• _WHAT IS ASKED_:
Set out each line from the following listing that includes the word "Perfect".

[Entries from a dataset]

+ + +

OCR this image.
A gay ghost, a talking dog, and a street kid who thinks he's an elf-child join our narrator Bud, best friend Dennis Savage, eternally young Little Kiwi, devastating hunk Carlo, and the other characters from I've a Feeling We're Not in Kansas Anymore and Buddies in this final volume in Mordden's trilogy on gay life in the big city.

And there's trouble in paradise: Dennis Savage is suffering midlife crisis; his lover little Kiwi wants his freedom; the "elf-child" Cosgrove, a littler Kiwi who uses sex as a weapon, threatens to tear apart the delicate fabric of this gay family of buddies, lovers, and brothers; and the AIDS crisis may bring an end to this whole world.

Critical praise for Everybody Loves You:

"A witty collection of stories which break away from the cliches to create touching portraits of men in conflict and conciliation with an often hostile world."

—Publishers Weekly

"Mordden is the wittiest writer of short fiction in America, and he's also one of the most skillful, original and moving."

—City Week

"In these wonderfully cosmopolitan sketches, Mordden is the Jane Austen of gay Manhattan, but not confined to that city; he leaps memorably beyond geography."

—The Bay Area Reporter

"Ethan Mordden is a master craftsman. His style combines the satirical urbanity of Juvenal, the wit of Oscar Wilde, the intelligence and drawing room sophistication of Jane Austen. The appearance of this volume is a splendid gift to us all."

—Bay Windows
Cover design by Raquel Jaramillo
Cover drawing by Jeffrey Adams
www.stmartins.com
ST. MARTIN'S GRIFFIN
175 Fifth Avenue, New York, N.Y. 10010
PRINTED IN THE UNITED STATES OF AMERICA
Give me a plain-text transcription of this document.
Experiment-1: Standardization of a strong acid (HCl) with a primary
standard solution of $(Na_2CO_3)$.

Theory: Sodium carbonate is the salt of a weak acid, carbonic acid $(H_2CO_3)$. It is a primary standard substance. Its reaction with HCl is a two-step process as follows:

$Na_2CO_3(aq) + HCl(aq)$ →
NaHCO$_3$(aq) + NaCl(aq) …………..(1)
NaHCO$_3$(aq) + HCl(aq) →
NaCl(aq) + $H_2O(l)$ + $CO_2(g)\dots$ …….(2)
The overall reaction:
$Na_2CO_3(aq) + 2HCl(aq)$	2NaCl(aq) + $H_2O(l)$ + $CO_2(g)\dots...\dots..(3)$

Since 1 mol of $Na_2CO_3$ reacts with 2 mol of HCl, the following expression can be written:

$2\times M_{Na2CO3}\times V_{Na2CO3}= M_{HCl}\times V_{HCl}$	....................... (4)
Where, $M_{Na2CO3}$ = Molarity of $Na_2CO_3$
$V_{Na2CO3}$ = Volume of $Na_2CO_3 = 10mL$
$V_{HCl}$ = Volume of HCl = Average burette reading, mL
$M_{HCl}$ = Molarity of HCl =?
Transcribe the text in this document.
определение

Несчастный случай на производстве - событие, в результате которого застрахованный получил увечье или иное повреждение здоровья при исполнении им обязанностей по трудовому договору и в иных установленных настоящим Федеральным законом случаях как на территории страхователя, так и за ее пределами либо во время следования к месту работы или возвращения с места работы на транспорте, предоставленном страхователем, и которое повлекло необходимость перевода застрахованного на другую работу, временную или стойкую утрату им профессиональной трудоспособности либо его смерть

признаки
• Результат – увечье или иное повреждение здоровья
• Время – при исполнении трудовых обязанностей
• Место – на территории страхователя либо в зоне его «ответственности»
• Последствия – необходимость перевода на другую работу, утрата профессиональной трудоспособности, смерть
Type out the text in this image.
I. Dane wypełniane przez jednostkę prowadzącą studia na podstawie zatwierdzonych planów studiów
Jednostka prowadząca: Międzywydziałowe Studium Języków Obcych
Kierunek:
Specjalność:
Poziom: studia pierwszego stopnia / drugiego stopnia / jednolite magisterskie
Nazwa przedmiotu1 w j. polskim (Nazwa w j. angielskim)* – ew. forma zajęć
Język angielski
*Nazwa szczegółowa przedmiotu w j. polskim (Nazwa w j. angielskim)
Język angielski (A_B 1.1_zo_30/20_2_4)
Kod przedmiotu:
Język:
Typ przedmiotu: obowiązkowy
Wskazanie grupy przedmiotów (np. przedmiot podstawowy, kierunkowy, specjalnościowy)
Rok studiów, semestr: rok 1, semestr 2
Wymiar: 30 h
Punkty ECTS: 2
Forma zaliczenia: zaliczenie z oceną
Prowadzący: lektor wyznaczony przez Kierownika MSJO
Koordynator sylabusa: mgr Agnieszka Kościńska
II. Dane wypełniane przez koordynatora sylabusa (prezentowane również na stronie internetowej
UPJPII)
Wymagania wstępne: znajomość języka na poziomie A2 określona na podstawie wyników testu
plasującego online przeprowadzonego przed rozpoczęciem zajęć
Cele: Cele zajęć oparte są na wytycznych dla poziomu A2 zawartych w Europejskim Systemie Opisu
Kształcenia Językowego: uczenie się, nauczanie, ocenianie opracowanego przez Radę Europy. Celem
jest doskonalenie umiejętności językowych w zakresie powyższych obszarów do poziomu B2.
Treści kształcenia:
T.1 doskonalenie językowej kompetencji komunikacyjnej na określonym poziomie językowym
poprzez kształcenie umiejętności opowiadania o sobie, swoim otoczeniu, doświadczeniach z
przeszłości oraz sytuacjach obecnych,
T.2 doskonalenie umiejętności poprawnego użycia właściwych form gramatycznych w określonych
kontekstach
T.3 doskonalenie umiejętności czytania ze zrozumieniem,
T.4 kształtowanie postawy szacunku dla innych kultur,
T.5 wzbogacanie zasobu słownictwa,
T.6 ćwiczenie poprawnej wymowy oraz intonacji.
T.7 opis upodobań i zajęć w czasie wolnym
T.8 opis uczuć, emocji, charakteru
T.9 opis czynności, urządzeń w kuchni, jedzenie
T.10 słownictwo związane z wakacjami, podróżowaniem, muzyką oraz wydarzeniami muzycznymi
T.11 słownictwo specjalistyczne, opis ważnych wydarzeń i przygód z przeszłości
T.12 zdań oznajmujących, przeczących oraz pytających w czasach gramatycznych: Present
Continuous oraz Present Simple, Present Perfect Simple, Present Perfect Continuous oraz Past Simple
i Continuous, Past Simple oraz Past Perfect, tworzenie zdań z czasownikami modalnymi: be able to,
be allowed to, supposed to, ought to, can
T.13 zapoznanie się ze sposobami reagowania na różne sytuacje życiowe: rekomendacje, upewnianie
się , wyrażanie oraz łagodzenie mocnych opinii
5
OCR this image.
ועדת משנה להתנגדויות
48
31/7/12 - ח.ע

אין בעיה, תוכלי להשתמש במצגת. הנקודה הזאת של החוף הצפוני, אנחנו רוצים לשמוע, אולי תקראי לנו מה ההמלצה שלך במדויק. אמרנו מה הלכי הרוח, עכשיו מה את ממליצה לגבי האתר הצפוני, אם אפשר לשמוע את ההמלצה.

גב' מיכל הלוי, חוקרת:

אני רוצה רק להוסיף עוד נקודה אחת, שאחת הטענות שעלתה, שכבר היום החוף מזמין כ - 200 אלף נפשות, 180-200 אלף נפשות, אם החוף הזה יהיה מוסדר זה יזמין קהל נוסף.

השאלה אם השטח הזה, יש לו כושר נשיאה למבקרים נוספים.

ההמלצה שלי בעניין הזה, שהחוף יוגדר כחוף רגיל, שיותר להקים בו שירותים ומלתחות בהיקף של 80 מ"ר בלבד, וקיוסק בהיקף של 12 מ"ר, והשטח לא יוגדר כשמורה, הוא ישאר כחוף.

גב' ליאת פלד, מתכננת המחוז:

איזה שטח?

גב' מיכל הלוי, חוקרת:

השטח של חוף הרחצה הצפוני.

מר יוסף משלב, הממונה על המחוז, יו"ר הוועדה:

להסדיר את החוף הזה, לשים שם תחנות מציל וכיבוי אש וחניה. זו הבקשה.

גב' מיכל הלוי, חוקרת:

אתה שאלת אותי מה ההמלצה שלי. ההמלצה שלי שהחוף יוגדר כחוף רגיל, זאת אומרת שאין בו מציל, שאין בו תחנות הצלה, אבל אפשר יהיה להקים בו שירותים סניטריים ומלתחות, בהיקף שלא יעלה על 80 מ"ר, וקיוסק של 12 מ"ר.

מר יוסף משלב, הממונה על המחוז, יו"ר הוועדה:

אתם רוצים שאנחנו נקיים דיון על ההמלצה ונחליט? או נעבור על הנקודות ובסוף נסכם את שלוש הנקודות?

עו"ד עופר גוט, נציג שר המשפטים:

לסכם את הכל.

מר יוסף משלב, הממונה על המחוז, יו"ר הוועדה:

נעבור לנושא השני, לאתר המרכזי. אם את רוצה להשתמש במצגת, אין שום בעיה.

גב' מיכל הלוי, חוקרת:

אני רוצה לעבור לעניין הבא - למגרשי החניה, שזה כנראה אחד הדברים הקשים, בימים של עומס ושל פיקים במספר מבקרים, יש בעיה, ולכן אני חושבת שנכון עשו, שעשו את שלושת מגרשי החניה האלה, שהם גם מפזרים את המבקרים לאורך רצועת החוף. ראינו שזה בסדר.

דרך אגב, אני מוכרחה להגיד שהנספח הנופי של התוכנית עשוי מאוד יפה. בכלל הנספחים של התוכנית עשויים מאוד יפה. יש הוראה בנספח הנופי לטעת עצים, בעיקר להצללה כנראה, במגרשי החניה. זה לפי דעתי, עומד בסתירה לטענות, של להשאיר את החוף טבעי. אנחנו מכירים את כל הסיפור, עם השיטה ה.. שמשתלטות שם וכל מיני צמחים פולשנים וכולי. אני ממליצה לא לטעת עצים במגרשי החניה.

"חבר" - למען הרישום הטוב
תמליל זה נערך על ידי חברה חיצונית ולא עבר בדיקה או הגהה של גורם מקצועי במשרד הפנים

+ + +

• _RESPONSE TO THE TASK_:
Continuous oraz Present Simple, Present Perfect Simple, Present Perfect Continuous oraz Past Simple
i Continuous, Past Simple oraz Past Perfect, tworzenie zdań z czasownikami modalnymi: be able to,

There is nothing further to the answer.